[The task]
Reproduce all the entries precisely.

[Recorded information]
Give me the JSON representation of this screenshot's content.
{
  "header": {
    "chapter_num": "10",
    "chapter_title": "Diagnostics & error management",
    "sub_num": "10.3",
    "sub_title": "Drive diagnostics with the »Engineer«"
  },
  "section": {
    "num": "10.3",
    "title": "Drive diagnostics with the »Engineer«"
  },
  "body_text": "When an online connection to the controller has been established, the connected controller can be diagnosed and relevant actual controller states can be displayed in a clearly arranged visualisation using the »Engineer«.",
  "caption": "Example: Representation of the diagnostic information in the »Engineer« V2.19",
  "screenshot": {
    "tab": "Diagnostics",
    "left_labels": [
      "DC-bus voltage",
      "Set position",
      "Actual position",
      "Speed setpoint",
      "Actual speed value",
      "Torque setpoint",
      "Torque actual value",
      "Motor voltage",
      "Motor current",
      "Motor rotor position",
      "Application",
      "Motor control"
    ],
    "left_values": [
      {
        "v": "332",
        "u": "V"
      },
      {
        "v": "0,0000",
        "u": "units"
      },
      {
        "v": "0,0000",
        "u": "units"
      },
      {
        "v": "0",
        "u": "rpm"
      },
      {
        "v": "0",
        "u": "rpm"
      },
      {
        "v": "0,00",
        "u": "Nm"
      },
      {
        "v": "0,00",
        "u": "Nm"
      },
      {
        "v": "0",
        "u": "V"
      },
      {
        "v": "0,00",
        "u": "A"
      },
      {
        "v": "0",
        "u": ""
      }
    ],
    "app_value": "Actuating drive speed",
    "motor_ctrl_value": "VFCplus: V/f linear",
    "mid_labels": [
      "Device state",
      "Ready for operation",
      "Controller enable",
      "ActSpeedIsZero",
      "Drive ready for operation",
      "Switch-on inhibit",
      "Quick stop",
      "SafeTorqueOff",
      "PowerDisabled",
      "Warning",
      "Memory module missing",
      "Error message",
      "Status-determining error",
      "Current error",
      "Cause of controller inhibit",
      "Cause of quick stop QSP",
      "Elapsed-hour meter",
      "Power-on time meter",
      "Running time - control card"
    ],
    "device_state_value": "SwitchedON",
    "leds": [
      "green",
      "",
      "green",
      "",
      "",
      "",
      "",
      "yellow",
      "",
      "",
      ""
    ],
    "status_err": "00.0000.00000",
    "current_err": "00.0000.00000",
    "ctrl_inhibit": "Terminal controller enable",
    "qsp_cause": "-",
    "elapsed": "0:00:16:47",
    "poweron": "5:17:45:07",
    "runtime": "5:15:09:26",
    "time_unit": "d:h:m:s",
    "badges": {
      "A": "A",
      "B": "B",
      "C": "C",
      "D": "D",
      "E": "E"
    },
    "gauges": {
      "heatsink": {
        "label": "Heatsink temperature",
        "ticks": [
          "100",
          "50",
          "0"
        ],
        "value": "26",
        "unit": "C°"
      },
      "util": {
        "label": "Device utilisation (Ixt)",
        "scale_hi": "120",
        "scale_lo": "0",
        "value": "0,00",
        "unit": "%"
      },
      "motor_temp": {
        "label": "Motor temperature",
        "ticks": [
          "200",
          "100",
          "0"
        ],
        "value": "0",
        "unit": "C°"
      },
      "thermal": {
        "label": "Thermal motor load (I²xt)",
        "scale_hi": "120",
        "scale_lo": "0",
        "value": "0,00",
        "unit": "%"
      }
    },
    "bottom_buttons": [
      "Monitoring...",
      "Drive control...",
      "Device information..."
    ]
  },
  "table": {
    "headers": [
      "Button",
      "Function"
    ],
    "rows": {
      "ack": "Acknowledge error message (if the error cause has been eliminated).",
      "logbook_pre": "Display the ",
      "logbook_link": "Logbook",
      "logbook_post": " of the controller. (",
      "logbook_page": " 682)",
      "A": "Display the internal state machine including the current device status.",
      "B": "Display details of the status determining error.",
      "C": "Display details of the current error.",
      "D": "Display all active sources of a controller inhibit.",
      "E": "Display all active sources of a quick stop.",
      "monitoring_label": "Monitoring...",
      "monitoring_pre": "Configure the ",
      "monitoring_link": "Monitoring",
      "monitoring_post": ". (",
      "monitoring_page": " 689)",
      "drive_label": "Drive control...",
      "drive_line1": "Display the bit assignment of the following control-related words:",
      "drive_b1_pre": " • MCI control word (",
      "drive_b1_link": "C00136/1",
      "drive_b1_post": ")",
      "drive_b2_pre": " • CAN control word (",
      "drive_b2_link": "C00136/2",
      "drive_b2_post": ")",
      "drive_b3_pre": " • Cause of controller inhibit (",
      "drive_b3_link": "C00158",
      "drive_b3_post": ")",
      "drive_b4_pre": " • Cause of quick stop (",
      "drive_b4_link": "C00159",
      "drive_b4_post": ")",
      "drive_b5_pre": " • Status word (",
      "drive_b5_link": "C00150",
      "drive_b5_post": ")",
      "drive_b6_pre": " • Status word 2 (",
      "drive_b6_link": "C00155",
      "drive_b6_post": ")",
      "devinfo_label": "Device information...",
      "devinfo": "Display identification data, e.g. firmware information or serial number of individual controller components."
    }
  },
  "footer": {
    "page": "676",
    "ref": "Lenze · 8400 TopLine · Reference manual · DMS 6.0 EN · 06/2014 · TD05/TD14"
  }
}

[Exercise response]
Give me the JSON representation of this screenshot's content.
{
  "header": {
    "chapter_num": "10",
    "chapter_title": "Diagnostics & error management",
    "sub_num": "10.3",
    "sub_title": "Drive diagnostics with the »Engineer«"
  },
  "section": {
    "num": "10.3",
    "title": "Drive diagnostics with the »Engineer«"
  },
  "body_text": "When an online connection to the controller has been established, the connected controller can be diagnosed and relevant actual controller states can be displayed in a clearly arranged visualisation using the »Engineer«.",
  "caption": "Example: Representation of the diagnostic information in the »Engineer« V2.19",
  "screenshot": {
    "tab": "Diagnostics",
    "left_labels": [
      "DC-bus voltage",
      "Set position",
      "Actual position",
      "Speed setpoint",
      "Actual speed value",
      "Torque setpoint",
      "Torque actual value",
      "Motor voltage",
      "Motor current",
      "Motor rotor position",
      "Application",
      "Motor control"
    ],
    "left_values": [
      {
        "v": "332",
        "u": "V"
      },
      {
        "v": "0,0000",
        "u": "units"
      },
      {
        "v": "0,0000",
        "u": "units"
      },
      {
        "v": "0",
        "u": "rpm"
      },
      {
        "v": "0",
        "u": "rpm"
      },
      {
        "v": "0,00",
        "u": "Nm"
      },
      {
        "v": "0,00",
        "u": "Nm"
      },
      {
        "v": "0",
        "u": "V"
      },
      {
        "v": "0,00",
        "u": "A"
      },
      {
        "v": "0",
        "u": ""
      }
    ],
    "app_value": "Actuating drive speed",
    "motor_ctrl_value": "VFCplus: V/f linear",
    "mid_labels": [
      "Device state",
      "Ready for operation",
      "Controller enable",
      "ActSpeedIsZero",
      "Drive ready for operation",
      "Switch-on inhibit",
      "Quick stop",
      "SafeTorqueOff",
      "PowerDisabled",
      "Warning",
      "Memory module missing",
      "Error message",
      "Status-determining error",
      "Current error",
      "Cause of controller inhibit",
      "Cause of quick stop QSP",
      "Elapsed-hour meter",
      "Power-on time meter",
      "Running time - control card"
    ],
    "device_state_value": "SwitchedON",
    "leds": [
      "green",
      "",
      "green",
      "",
      "",
      "",
      "",
      "yellow",
      "",
      "",
      ""
    ],
    "status_err": "00.0000.00000",
    "current_err": "00.0000.00000",
    "ctrl_inhibit": "Terminal controller enable",
    "qsp_cause": "-",
    "elapsed": "0:00:16:47",
    "poweron": "5:17:45:07",
    "runtime": "5:15:09:26",
    "time_unit": "d:h:m:s",
    "badges": {
      "A": "A",
      "B": "B",
      "C": "C",
      "D": "D",
      "E": "E"
    },
    "gauges": {
      "heatsink": {
        "label": "Heatsink temperature",
        "ticks": [
          "100",
          "50",
          "0"
        ],
        "value": "26",
        "unit": "C°"
      },
      "util": {
        "label": "Device utilisation (Ixt)",
        "scale_hi": "120",
        "scale_lo": "0",
        "value": "0,00",
        "unit": "%"
      },
      "motor_temp": {
        "label": "Motor temperature",
        "ticks": [
          "200",
          "100",
          "0"
        ],
        "value": "0",
        "unit": "C°"
      },
      "thermal": {
        "label": "Thermal motor load (I²xt)",
        "scale_hi": "120",
        "scale_lo": "0",
        "value": "0,00",
        "unit": "%"
      }
    },
    "bottom_buttons": [
      "Monitoring...",
      "Drive control...",
      "Device information..."
    ]
  },
  "table": {
    "headers": [
      "Button",
      "Function"
    ],
    "rows": {
      "ack": "Acknowledge error message (if the error cause has been eliminated).",
      "logbook_pre": "Display the ",
      "logbook_link": "Logbook",
      "logbook_post": " of the controller. (",
      "logbook_page": " 682)",
      "A": "Display the internal state machine including the current device status.",
      "B": "Display details of the status determining error.",
      "C": "Display details of the current error.",
      "D": "Display all active sources of a controller inhibit.",
      "E": "Display all active sources of a quick stop.",
      "monitoring_label": "Monitoring...",
      "monitoring_pre": "Configure the ",
      "monitoring_link": "Monitoring",
      "monitoring_post": ". (",
      "monitoring_page": " 689)",
      "drive_label": "Drive control...",
      "drive_line1": "Display the bit assignment of the following control-related words:",
      "drive_b1_pre": " • MCI control word (",
      "drive_b1_link": "C00136/1",
      "drive_b1_post": ")",
      "drive_b2_pre": " • CAN control word (",
      "drive_b2_link": "C00136/2",
      "drive_b2_post": ")",
      "drive_b3_pre": " • Cause of controller inhibit (",
      "drive_b3_link": "C00158",
      "drive_b3_post": ")",
      "drive_b4_pre": " • Cause of quick stop (",
      "drive_b4_link": "C00159",
      "drive_b4_post": ")",
      "drive_b5_pre": " • Status word (",
      "drive_b5_link": "C00150",
      "drive_b5_post": ")",
      "drive_b6_pre": " • Status word 2 (",
      "drive_b6_link": "C00155",
      "drive_b6_post": ")",
      "devinfo_label": "Device information...",
      "devinfo": "Display identification data, e.g. firmware information or serial number of individual controller components."
    }
  },
  "footer": {
    "page": "676",
    "ref": "Lenze · 8400 TopLine · Reference manual · DMS 6.0 EN · 06/2014 · TD05/TD14"
  }
}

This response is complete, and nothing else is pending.